▸ **Exercise**: Transcribe the entries that follow, word for word.

▸ **Material for this task**:
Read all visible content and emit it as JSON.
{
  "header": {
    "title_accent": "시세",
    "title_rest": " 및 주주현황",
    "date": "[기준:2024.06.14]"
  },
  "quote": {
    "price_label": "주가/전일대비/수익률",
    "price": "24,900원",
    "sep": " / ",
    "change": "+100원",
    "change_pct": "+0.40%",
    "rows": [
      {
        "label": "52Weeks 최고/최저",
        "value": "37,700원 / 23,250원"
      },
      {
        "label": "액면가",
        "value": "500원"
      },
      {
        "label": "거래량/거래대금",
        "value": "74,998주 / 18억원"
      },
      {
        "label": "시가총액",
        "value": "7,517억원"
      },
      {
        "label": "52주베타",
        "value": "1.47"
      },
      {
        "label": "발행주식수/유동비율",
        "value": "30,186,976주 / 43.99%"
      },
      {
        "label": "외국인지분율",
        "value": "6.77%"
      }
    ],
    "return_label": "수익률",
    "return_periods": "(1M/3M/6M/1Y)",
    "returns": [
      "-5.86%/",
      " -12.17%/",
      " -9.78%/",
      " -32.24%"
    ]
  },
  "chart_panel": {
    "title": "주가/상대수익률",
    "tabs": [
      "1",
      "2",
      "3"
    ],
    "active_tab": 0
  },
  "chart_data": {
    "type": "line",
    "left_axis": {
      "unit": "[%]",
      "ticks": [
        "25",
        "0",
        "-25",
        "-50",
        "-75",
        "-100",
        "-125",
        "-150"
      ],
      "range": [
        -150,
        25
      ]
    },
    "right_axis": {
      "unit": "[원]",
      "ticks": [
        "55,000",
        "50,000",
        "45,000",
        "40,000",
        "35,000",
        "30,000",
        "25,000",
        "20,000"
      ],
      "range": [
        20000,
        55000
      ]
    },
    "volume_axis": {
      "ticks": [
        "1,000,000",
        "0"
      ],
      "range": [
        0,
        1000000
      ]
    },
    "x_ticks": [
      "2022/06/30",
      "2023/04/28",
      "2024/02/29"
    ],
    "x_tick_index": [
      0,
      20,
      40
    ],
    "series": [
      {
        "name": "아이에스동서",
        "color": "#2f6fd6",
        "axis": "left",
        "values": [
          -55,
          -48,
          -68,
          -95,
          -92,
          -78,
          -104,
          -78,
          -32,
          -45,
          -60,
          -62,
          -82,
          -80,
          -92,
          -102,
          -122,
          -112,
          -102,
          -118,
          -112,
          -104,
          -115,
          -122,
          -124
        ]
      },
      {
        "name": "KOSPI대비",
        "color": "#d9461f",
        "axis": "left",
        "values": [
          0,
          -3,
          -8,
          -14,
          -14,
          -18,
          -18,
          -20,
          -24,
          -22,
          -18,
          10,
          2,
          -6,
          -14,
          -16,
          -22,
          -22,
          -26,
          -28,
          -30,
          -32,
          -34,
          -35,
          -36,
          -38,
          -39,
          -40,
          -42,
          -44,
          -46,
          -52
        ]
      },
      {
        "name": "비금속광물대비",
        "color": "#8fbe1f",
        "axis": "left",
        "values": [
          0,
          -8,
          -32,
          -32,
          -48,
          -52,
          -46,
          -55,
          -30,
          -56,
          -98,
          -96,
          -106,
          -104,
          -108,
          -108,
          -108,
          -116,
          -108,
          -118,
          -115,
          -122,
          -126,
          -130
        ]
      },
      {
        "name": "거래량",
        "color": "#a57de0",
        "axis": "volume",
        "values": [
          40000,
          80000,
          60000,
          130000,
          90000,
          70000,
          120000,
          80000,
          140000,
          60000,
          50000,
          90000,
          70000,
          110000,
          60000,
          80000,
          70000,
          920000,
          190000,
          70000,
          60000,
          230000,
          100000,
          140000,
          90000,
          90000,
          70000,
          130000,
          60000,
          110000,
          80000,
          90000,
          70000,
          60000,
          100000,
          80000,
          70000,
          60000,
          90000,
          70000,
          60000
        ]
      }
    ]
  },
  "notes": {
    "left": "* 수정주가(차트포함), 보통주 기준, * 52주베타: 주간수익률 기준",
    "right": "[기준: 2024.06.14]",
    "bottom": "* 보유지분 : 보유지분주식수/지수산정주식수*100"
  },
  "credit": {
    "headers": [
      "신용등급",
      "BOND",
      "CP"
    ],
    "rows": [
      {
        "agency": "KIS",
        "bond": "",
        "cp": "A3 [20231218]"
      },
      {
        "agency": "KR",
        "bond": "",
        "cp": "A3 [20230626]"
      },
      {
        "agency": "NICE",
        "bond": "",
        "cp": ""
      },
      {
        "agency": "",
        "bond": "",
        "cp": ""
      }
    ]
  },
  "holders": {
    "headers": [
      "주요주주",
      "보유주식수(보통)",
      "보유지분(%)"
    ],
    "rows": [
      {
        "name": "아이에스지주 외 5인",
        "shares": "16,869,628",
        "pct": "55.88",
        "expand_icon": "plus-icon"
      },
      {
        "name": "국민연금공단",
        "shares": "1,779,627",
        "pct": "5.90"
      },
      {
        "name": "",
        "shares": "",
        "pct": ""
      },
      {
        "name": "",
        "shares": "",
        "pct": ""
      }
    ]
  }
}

▸ **Written reply**:
Read all visible content and emit it as JSON.
{
  "header": {
    "title_accent": "시세",
    "title_rest": " 및 주주현황",
    "date": "[기준:2024.06.14]"
  },
  "quote": {
    "price_label": "주가/전일대비/수익률",
    "price": "24,900원",
    "sep": " / ",
    "change": "+100원",
    "change_pct": "+0.40%",
    "rows": [
      {
        "label": "52Weeks 최고/최저",
        "value": "37,700원 / 23,250원"
      },
      {
        "label": "액면가",
        "value": "500원"
      },
      {
        "label": "거래량/거래대금",
        "value": "74,998주 / 18억원"
      },
      {
        "label": "시가총액",
        "value": "7,517억원"
      },
      {
        "label": "52주베타",
        "value": "1.47"
      },
      {
        "label": "발행주식수/유동비율",
        "value": "30,186,976주 / 43.99%"
      },
      {
        "label": "외국인지분율",
        "value": "6.77%"
      }
    ],
    "return_label": "수익률",
    "return_periods": "(1M/3M/6M/1Y)",
    "returns": [
      "-5.86%/",
      " -12.17%/",
      " -9.78%/",
      " -32.24%"
    ]
  },
  "chart_panel": {
    "title": "주가/상대수익률",
    "tabs": [
      "1",
      "2",
      "3"
    ],
    "active_tab": 0
  },
  "chart_data": {
    "type": "line",
    "left_axis": {
      "unit": "[%]",
      "ticks": [
        "25",
        "0",
        "-25",
        "-50",
        "-75",
        "-100",
        "-125",
        "-150"
      ],
      "range": [
        -150,
        25
      ]
    },
    "right_axis": {
      "unit": "[원]",
      "ticks": [
        "55,000",
        "50,000",
        "45,000",
        "40,000",
        "35,000",
        "30,000",
        "25,000",
        "20,000"
      ],
      "range": [
        20000,
        55000
      ]
    },
    "volume_axis": {
      "ticks": [
        "1,000,000",
        "0"
      ],
      "range": [
        0,
        1000000
      ]
    },
    "x_ticks": [
      "2022/06/30",
      "2023/04/28",
      "2024/02/29"
    ],
    "x_tick_index": [
      0,
      20,
      40
    ],
    "series": [
      {
        "name": "아이에스동서",
        "color": "#2f6fd6",
        "axis": "left",
        "values": [
          -55,
          -48,
          -68,
          -95,
          -92,
          -78,
          -104,
          -78,
          -32,
          -45,
          -60,
          -62,
          -82,
          -80,
          -92,
          -102,
          -122,
          -112,
          -102,
          -118,
          -112,
          -104,
          -115,
          -122,
          -124
        ]
      },
      {
        "name": "KOSPI대비",
        "color": "#d9461f",
        "axis": "left",
        "values": [
          0,
          -3,
          -8,
          -14,
          -14,
          -18,
          -18,
          -20,
          -24,
          -22,
          -18,
          10,
          2,
          -6,
          -14,
          -16,
          -22,
          -22,
          -26,
          -28,
          -30,
          -32,
          -34,
          -35,
          -36,
          -38,
          -39,
          -40,
          -42,
          -44,
          -46,
          -52
        ]
      },
      {
        "name": "비금속광물대비",
        "color": "#8fbe1f",
        "axis": "left",
        "values": [
          0,
          -8,
          -32,
          -32,
          -48,
          -52,
          -46,
          -55,
          -30,
          -56,
          -98,
          -96,
          -106,
          -104,
          -108,
          -108,
          -108,
          -116,
          -108,
          -118,
          -115,
          -122,
          -126,
          -130
        ]
      },
      {
        "name": "거래량",
        "color": "#a57de0",
        "axis": "volume",
        "values": [
          40000,
          80000,
          60000,
          130000,
          90000,
          70000,
          120000,
          80000,
          140000,
          60000,
          50000,
          90000,
          70000,
          110000,
          60000,
          80000,
          70000,
          920000,
          190000,
          70000,
          60000,
          230000,
          100000,
          140000,
          90000,
          90000,
          70000,
          130000,
          60000,
          110000,
          80000,
          90000,
          70000,
          60000,
          100000,
          80000,
          70000,
          60000,
          90000,
          70000,
          60000
        ]
      }
    ]
  },
  "notes": {
    "left": "* 수정주가(차트포함), 보통주 기준, * 52주베타: 주간수익률 기준",
    "right": "[기준: 2024.06.14]",
    "bottom": "* 보유지분 : 보유지분주식수/지수산정주식수*100"
  },
  "credit": {
    "headers": [
      "신용등급",
      "BOND",
      "CP"
    ],
    "rows": [
      {
        "agency": "KIS",
        "bond": "",
        "cp": "A3 [20231218]"
      },
      {
        "agency": "KR",
        "bond": "",
        "cp": "A3 [20230626]"
      },
      {
        "agency": "NICE",
        "bond": "",
        "cp": ""
      },
      {
        "agency": "",
        "bond": "",
        "cp": ""
      }
    ]
  },
  "holders": {
    "headers": [
      "주요주주",
      "보유주식수(보통)",
      "보유지분(%)"
    ],
    "rows": [
      {
        "name": "아이에스지주 외 5인",
        "shares": "16,869,628",
        "pct": "55.88",
        "expand_icon": "plus-icon"
      },
      {
        "name": "국민연금공단",
        "shares": "1,779,627",
        "pct": "5.90"
      },
      {
        "name": "",
        "shares": "",
        "pct": ""
      },
      {
        "name": "",
        "shares": "",
        "pct": ""
      }
    ]
  }
}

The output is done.